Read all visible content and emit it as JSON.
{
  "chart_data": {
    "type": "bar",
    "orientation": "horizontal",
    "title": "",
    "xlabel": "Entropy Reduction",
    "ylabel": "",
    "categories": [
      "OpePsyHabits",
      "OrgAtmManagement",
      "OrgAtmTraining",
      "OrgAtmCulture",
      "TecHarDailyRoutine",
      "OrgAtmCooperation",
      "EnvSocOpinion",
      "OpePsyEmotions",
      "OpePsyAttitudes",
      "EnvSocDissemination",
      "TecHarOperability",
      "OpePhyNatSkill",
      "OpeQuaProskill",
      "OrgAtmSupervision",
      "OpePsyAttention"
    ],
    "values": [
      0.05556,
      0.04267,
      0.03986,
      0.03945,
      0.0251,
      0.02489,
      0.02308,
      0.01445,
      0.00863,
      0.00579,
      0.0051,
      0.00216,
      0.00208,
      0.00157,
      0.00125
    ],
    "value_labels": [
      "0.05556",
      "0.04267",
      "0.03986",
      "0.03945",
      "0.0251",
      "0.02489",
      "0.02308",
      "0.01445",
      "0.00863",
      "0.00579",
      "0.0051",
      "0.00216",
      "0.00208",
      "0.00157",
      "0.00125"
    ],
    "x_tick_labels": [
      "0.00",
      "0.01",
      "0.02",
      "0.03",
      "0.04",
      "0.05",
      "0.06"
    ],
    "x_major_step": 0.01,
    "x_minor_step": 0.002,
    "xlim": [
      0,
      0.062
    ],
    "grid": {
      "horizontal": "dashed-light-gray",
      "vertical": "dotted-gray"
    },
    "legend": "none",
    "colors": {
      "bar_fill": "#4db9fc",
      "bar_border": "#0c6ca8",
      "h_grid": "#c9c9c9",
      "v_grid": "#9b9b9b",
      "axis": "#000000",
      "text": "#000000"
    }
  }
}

######

Exercise directions: Using the listing above, show every line that includes the string "horizontal".

Solution below:
    "orientation": "horizontal",
      "horizontal": "dashed-light-gray",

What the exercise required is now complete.